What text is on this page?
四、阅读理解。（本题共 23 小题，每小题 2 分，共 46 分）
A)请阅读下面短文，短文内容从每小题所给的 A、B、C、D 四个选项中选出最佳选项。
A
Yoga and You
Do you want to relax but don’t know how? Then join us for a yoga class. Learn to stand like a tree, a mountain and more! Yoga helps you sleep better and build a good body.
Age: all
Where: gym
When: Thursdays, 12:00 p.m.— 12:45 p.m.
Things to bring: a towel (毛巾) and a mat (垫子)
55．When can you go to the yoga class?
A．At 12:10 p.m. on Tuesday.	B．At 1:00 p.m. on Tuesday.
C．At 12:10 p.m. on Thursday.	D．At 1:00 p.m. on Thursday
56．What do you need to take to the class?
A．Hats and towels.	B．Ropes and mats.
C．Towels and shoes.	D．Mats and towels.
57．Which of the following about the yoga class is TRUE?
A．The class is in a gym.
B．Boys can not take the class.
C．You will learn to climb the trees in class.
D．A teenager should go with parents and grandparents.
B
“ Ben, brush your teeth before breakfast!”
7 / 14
___
> [STATED GOAL] Return only the count of lines in the records that hold the word "towels".

> [TASK ANSWER] 2